Instructions for the task =>
Copy each line of the entries beneath that contains the word "Proposed".

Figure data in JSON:
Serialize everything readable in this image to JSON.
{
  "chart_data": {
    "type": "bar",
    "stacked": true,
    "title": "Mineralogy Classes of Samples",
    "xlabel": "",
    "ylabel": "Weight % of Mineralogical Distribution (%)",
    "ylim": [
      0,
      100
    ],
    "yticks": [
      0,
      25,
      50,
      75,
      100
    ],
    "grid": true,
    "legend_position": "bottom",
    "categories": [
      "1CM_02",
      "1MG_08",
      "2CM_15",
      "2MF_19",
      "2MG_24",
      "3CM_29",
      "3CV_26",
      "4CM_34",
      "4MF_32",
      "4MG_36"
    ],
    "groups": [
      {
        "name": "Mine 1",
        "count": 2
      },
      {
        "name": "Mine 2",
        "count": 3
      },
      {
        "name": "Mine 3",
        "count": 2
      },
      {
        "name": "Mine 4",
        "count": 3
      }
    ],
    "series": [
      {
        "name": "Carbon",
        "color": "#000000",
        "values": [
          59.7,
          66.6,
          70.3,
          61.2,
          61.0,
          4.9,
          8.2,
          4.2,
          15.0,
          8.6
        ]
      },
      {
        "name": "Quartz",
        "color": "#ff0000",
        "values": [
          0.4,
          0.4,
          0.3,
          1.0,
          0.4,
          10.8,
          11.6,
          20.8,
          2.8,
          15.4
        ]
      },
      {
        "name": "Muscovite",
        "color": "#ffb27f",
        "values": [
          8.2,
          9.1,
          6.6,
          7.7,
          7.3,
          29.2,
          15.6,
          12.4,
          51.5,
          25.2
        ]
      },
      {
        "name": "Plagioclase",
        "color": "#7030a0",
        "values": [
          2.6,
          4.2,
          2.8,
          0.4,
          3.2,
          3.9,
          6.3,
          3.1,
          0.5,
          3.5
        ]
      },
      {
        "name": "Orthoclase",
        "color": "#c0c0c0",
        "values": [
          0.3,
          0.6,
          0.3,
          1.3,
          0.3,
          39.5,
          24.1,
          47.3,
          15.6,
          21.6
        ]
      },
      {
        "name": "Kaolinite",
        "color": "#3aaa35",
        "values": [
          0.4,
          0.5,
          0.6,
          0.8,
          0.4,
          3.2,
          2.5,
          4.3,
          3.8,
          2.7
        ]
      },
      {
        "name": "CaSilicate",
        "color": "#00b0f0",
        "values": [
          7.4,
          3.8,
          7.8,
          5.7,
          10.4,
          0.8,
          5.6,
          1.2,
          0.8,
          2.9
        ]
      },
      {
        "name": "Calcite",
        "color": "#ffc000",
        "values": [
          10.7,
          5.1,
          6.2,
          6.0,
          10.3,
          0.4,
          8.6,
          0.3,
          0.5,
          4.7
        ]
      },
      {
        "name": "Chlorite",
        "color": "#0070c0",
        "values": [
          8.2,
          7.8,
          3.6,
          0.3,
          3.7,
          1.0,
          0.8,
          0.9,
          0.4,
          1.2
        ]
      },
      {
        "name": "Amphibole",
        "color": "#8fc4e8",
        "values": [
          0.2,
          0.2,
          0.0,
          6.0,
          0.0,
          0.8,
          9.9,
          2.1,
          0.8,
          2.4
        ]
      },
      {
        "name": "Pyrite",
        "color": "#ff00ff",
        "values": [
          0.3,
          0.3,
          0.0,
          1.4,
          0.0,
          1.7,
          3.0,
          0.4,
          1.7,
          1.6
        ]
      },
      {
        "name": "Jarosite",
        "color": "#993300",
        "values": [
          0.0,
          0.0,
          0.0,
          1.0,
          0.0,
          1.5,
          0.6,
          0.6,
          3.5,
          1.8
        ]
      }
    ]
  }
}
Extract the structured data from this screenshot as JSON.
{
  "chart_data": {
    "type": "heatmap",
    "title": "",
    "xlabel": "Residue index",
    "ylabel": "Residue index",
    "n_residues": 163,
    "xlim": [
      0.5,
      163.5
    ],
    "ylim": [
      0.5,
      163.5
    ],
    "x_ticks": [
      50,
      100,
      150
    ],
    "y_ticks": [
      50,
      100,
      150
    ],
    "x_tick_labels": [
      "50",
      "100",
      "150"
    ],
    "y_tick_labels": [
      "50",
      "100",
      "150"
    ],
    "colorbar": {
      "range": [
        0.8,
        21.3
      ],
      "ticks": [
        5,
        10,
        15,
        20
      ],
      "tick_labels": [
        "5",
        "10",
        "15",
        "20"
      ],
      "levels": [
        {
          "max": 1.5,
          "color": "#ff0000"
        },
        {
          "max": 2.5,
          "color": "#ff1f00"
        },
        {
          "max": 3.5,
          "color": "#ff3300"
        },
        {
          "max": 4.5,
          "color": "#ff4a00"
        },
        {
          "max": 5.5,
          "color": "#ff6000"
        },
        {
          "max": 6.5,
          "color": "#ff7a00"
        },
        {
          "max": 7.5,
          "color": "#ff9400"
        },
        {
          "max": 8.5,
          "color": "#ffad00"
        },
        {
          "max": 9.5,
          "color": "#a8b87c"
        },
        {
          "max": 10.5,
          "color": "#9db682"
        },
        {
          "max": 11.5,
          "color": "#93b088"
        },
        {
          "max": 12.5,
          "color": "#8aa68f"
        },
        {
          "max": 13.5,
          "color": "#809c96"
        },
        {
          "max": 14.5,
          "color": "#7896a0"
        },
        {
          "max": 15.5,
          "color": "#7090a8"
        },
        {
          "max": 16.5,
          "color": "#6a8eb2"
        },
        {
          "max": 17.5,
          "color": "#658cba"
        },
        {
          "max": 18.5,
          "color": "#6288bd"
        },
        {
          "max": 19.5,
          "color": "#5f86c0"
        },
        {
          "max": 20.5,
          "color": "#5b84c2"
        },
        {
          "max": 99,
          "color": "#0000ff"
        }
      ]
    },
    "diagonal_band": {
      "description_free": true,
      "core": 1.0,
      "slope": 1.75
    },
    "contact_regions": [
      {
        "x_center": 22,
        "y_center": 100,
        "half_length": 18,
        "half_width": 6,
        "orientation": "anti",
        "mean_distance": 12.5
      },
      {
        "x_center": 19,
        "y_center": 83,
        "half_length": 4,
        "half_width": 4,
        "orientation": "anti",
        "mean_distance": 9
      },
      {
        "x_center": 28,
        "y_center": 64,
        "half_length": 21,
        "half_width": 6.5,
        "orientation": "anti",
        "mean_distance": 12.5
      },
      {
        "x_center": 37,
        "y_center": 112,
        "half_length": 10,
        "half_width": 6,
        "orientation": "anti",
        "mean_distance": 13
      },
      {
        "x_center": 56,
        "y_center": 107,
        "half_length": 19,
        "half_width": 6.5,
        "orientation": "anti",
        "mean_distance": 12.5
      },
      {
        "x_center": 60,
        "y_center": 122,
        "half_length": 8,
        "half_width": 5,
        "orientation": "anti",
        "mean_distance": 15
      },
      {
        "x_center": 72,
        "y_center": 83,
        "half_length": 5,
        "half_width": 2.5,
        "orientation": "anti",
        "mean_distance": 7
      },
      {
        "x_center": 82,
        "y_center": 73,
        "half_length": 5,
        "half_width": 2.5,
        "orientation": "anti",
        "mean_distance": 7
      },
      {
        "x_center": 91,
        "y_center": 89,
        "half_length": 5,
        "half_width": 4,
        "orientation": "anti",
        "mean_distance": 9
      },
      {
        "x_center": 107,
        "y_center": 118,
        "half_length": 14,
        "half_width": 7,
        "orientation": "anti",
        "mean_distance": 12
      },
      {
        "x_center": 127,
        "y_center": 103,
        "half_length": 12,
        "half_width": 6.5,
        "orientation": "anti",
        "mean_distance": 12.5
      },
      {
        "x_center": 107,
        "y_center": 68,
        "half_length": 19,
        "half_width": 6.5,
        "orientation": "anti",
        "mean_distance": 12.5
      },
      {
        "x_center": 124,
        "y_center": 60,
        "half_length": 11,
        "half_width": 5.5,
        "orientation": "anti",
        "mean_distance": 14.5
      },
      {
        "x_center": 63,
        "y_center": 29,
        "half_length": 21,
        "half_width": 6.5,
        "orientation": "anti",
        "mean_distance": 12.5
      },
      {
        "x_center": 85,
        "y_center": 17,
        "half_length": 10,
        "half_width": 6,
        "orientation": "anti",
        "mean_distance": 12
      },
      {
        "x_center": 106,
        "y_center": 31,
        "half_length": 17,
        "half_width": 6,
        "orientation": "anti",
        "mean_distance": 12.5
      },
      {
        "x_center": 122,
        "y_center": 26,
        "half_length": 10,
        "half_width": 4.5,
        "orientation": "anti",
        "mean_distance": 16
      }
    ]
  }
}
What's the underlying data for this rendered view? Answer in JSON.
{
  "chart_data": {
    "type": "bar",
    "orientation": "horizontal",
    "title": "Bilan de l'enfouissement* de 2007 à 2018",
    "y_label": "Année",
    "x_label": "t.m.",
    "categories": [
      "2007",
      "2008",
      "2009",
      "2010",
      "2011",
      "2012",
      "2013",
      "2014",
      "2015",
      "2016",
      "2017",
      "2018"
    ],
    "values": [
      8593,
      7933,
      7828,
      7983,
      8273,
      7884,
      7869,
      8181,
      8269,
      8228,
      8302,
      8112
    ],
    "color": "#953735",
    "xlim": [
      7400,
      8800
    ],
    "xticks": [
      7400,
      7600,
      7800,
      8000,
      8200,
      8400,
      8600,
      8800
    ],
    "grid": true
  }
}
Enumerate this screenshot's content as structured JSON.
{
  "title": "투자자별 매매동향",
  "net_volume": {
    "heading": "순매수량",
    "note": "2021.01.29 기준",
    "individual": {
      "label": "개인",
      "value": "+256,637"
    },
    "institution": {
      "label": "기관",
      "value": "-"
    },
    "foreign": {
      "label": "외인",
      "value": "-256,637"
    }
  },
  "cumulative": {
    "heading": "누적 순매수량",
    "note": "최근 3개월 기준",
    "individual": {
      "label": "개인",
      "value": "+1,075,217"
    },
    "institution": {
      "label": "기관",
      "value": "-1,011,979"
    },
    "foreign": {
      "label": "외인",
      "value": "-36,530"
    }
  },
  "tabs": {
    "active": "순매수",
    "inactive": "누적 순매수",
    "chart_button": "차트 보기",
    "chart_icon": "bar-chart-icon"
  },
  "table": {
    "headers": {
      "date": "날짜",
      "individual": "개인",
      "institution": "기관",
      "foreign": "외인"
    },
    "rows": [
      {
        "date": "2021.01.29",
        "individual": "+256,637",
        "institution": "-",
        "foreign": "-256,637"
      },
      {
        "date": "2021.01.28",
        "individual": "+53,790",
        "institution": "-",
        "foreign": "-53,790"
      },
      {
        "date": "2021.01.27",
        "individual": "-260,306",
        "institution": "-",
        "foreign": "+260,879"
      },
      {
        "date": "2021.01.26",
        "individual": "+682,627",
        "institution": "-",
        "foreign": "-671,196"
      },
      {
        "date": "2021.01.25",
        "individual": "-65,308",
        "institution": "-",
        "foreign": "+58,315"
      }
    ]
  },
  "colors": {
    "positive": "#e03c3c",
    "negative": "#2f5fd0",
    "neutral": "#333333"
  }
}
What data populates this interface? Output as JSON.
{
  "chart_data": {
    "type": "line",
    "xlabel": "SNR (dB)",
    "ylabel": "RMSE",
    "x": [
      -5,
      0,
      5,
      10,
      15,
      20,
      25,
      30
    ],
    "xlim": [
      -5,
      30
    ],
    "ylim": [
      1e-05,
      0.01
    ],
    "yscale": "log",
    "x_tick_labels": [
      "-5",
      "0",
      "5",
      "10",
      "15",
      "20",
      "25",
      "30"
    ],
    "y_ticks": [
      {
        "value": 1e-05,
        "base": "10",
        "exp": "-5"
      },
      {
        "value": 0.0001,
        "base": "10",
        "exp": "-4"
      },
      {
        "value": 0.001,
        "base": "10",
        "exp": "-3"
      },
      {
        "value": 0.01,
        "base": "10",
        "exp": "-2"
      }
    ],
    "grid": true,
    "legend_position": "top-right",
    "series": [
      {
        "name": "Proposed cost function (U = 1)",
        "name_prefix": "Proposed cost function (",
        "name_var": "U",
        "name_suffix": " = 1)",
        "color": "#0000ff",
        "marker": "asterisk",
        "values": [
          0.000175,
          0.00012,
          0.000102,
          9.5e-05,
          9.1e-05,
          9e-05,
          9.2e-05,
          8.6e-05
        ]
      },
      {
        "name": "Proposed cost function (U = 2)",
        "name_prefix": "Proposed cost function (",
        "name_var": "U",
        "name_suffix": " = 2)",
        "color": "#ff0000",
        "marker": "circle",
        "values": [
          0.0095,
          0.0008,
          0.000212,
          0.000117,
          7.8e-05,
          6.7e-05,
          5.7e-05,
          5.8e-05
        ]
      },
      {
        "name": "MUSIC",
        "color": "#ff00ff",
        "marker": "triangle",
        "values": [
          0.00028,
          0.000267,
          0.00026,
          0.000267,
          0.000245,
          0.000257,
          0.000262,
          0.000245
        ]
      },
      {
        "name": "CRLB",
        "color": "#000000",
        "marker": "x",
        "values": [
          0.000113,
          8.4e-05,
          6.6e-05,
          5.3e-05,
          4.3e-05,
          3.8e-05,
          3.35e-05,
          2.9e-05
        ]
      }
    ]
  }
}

Full output =>
        "name": "Proposed cost function (U = 1)",
        "name_prefix": "Proposed cost function (",
        "name": "Proposed cost function (U = 2)",
        "name_prefix": "Proposed cost function (",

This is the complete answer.